PROBLEM DETAILS: From the listing below, extract every line in which the word "magnets" appears.
┌──
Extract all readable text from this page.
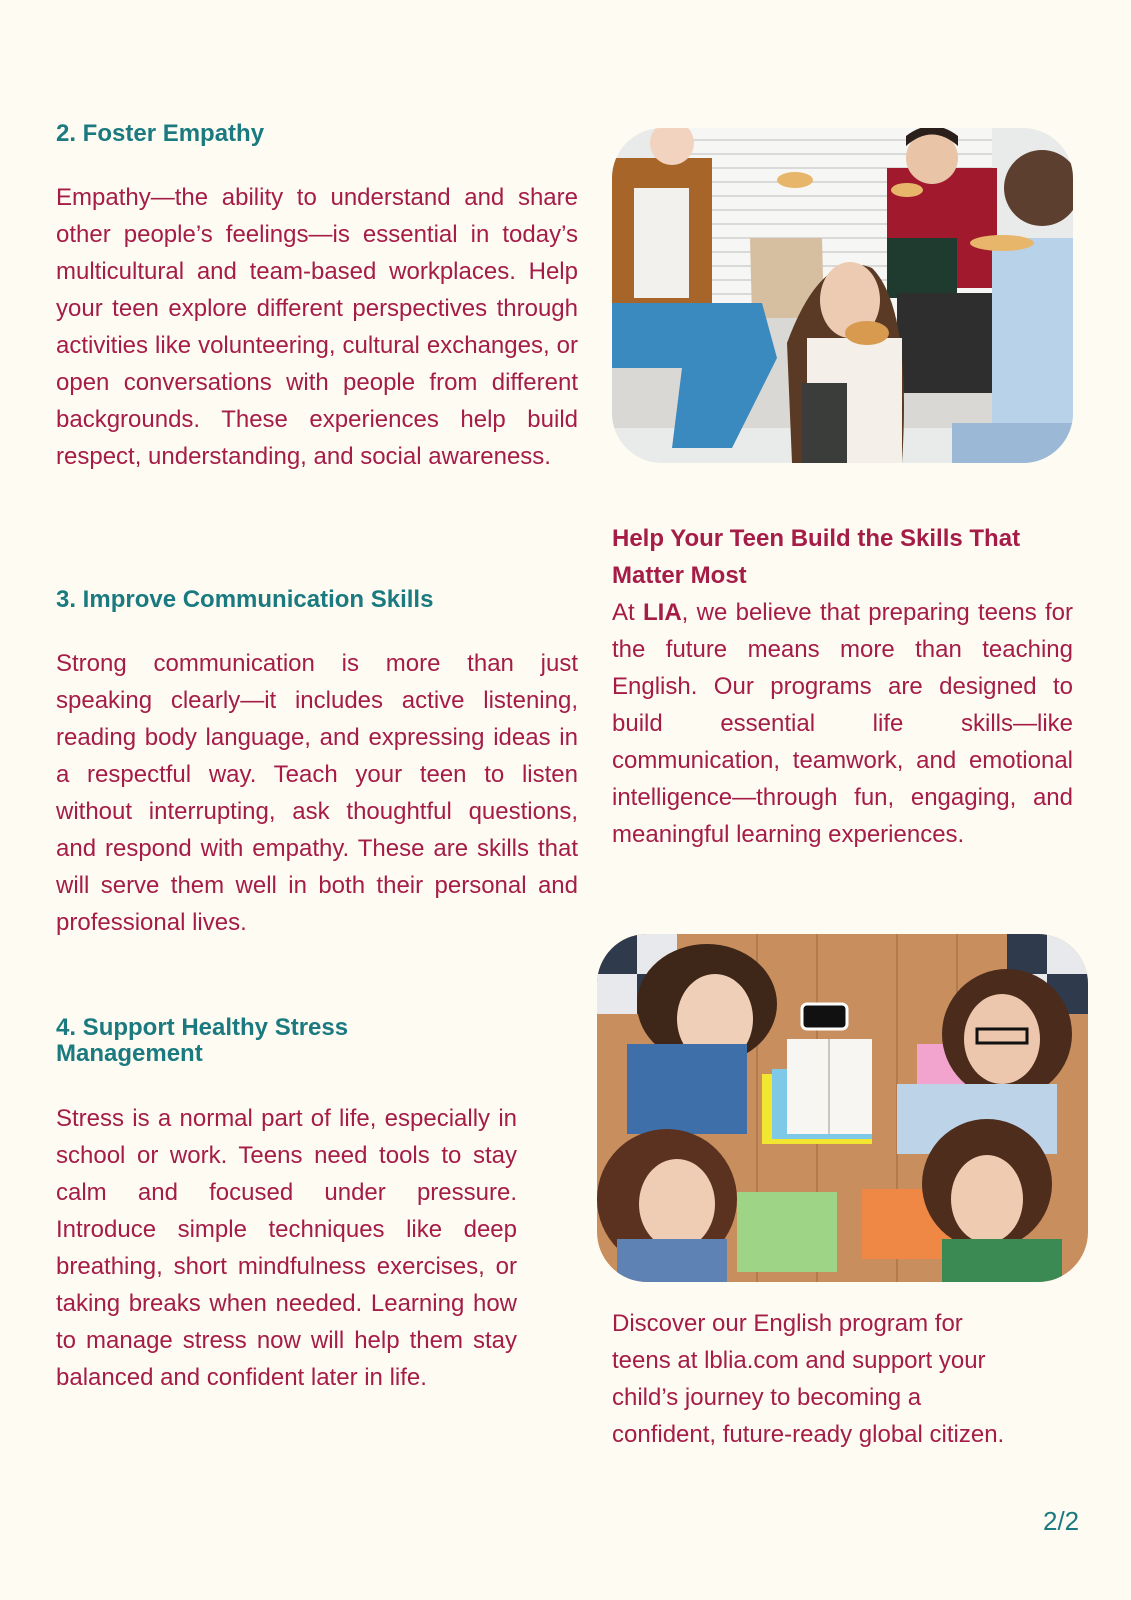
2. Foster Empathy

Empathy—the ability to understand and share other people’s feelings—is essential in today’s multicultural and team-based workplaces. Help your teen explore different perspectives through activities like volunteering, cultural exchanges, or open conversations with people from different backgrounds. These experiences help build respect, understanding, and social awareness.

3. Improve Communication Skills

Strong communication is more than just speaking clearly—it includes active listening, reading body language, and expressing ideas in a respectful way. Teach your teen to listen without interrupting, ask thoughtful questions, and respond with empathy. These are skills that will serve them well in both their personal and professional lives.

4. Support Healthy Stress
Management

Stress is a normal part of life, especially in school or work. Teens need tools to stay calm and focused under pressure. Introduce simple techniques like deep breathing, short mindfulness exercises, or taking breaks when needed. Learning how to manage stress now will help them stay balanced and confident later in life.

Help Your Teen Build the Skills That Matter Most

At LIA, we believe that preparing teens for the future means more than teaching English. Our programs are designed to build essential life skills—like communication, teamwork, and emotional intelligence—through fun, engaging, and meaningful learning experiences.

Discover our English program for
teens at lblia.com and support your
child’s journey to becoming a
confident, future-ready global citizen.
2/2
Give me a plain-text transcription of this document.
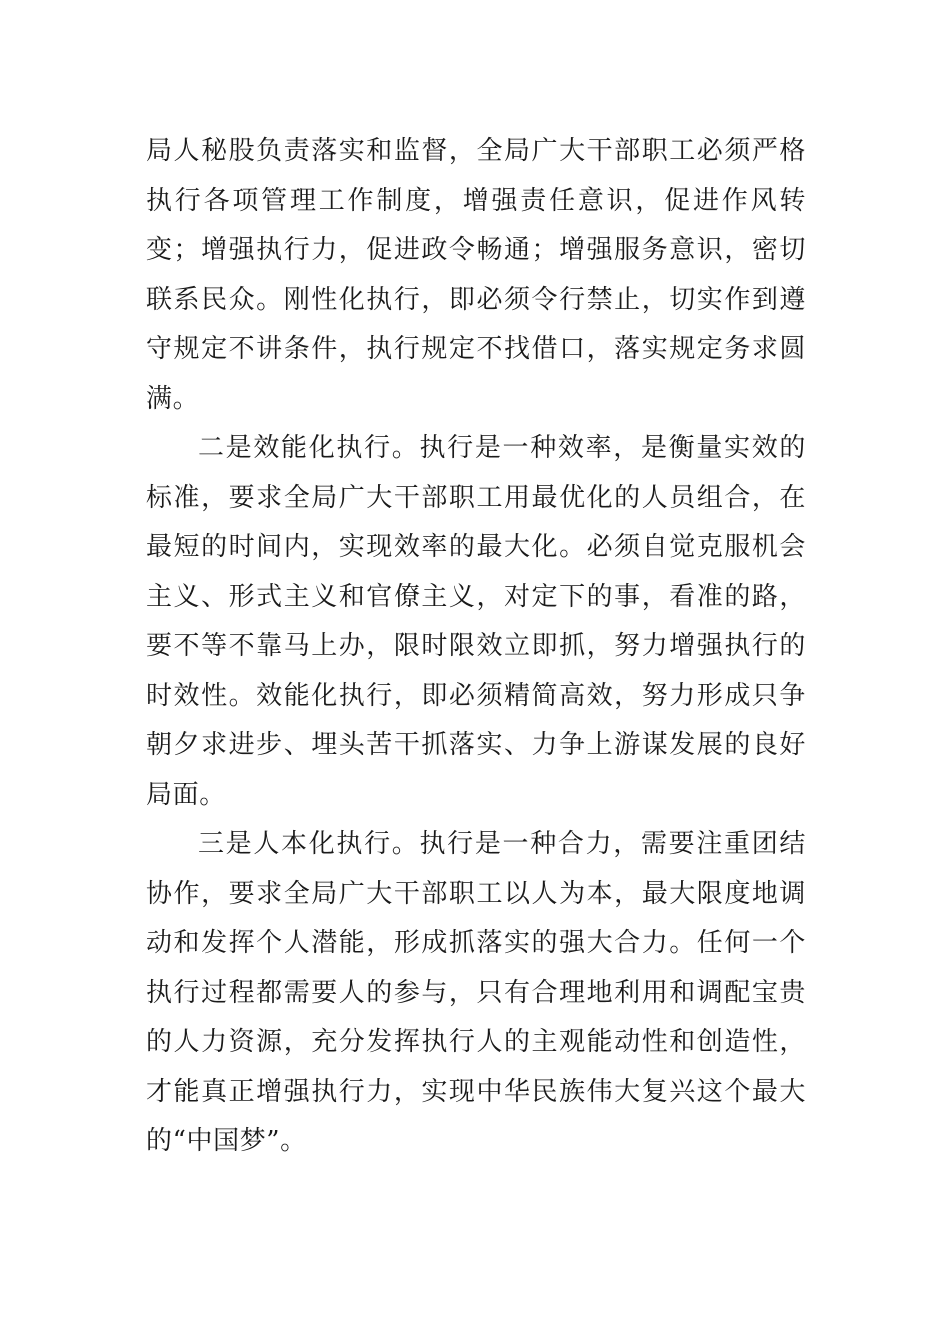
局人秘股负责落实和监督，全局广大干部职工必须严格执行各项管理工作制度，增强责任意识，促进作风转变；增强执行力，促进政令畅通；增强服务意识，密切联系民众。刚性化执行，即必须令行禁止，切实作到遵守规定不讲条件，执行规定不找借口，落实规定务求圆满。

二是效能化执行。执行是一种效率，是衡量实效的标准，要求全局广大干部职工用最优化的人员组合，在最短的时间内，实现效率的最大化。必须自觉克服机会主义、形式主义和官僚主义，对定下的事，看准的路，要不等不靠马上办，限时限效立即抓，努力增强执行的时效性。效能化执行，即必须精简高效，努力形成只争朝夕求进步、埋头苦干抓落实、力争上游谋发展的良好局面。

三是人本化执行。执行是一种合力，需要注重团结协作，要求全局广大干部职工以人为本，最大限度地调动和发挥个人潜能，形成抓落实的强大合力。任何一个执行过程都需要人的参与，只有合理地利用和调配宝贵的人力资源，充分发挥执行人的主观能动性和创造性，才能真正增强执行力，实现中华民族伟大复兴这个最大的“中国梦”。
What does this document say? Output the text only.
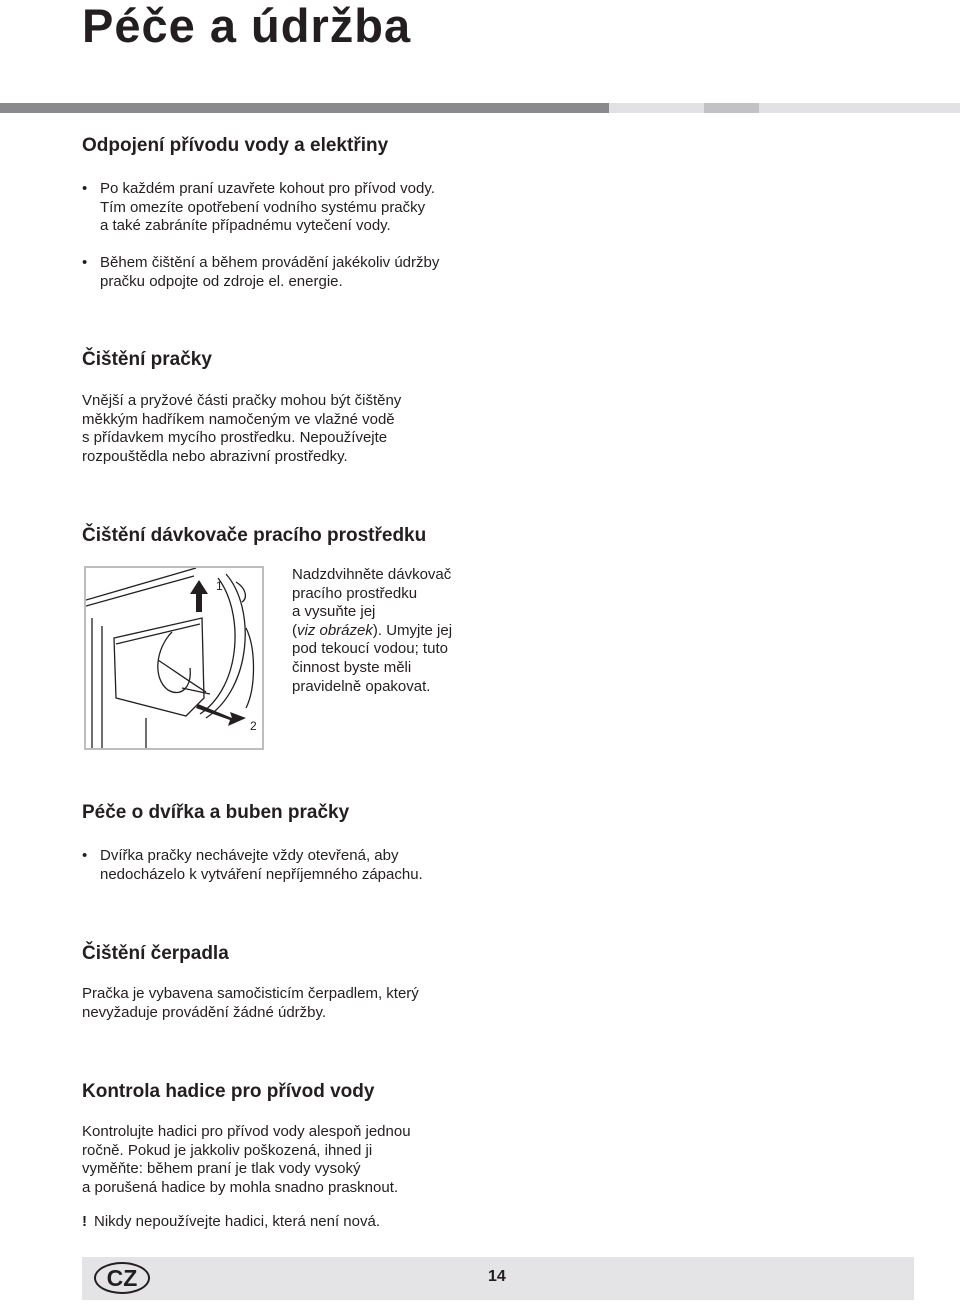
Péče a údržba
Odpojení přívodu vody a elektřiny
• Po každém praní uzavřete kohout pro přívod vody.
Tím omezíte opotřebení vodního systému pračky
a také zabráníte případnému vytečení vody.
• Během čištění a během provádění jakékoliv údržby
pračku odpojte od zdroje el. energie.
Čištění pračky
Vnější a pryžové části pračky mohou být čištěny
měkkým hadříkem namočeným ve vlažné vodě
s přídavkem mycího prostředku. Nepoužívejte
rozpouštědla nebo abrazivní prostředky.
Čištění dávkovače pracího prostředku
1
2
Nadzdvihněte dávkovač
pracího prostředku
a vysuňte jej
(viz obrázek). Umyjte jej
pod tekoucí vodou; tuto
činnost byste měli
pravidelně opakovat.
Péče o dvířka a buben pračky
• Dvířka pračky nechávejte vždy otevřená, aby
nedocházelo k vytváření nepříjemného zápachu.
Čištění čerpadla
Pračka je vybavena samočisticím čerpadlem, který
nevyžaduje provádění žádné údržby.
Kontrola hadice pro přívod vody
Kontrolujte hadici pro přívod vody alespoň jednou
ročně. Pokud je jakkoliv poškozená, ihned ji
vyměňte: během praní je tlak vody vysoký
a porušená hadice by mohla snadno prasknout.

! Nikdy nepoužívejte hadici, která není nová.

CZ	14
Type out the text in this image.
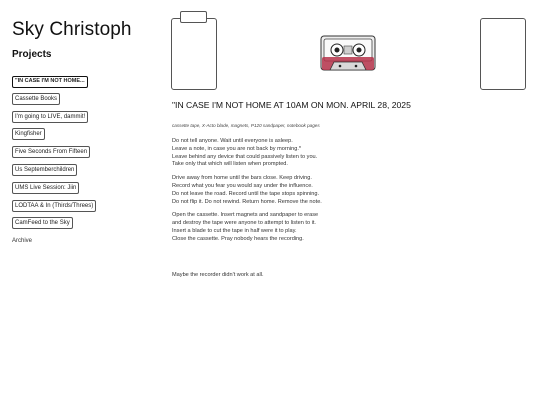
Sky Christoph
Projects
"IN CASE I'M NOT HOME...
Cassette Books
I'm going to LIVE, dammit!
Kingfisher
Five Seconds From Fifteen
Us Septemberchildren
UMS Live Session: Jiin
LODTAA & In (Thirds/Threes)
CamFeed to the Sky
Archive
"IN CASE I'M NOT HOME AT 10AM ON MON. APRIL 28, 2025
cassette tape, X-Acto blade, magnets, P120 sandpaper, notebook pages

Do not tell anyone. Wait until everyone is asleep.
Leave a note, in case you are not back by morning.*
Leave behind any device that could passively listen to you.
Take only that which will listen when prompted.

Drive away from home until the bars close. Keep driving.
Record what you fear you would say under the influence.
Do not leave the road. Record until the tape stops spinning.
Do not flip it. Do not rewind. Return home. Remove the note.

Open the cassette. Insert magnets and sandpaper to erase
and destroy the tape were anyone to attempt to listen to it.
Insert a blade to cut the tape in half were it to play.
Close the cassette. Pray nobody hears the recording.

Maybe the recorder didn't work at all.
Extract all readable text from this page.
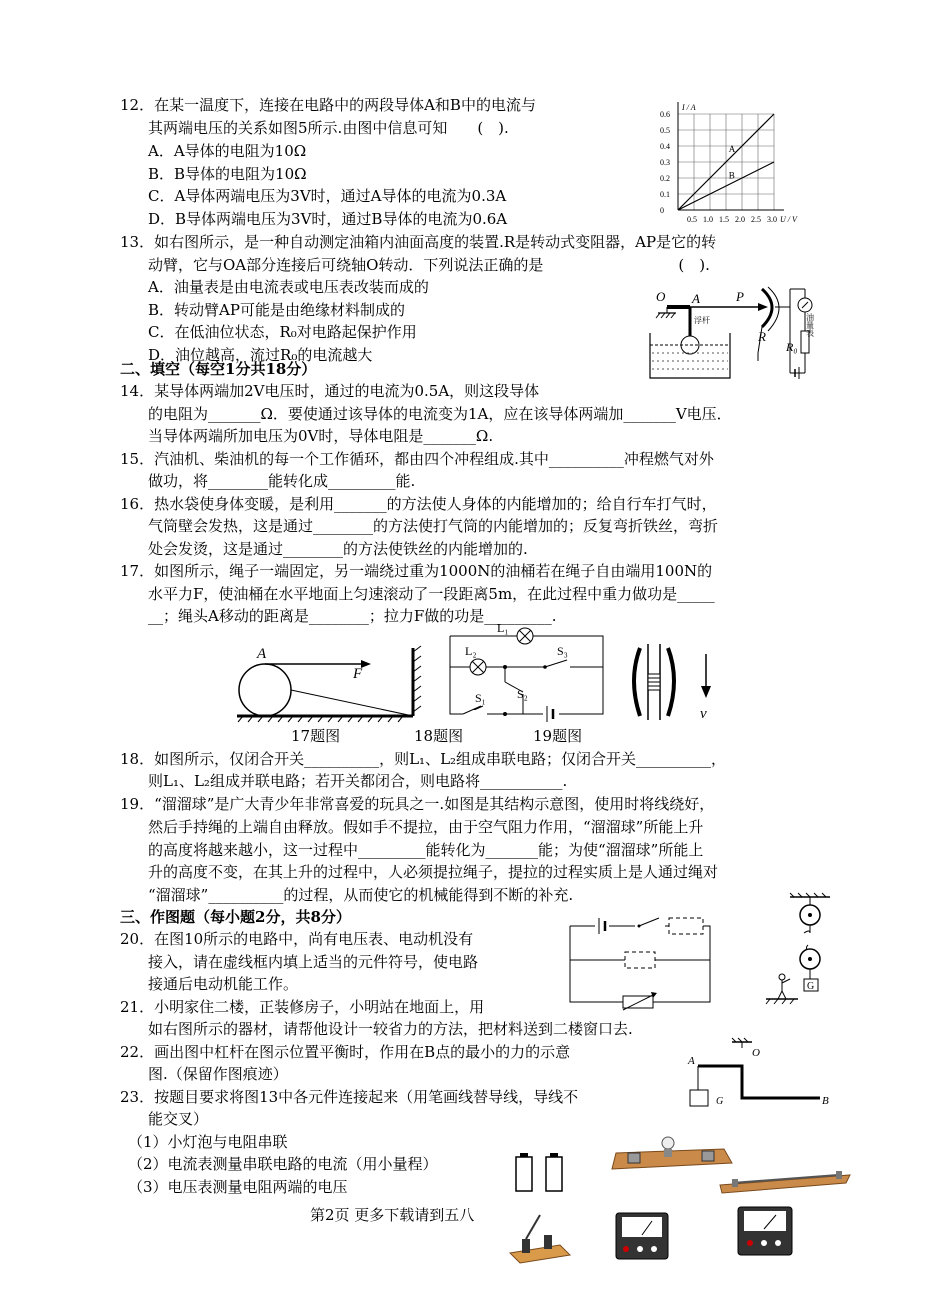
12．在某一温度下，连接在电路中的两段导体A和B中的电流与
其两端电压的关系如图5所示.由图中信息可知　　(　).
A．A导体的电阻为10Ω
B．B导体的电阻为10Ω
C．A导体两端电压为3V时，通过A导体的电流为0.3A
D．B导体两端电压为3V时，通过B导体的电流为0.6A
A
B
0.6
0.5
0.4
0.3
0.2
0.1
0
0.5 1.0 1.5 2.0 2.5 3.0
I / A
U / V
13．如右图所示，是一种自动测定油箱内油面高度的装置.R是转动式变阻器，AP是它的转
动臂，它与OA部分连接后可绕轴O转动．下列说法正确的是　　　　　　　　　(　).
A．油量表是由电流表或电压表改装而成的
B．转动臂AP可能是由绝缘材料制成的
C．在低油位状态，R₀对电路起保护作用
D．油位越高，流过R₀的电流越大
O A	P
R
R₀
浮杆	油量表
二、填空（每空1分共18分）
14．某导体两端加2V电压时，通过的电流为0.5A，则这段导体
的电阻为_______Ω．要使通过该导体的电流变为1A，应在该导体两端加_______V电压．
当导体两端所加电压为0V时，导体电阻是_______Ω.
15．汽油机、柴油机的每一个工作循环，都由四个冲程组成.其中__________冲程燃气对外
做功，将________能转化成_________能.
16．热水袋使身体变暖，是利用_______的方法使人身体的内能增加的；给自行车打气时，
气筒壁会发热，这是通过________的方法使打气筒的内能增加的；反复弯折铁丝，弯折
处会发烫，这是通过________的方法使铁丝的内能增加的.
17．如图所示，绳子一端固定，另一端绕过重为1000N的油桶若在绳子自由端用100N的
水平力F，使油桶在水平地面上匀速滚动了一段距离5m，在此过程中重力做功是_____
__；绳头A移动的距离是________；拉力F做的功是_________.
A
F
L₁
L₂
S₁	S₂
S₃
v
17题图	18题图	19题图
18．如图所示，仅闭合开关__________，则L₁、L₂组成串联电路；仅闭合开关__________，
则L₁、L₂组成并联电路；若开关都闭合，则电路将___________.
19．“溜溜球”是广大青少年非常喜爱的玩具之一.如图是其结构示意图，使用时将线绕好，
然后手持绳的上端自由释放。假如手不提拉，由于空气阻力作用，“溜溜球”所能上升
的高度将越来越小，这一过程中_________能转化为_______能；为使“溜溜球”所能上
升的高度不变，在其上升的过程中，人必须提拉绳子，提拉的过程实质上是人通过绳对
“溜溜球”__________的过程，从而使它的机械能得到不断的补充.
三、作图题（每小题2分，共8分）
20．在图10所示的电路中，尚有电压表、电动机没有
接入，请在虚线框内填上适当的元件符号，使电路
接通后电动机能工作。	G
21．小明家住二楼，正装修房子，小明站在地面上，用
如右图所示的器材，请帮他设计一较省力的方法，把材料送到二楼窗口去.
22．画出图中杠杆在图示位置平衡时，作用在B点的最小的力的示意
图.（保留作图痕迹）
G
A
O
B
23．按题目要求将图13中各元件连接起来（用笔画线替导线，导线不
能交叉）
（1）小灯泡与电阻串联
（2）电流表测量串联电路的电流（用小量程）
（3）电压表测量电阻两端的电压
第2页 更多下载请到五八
└──
EXERCISE RESULT:
cassette tape, X-Acto blade, magnets, P120 sandpaper, notebook pages
Open the cassette. Insert magnets and sandpaper to erase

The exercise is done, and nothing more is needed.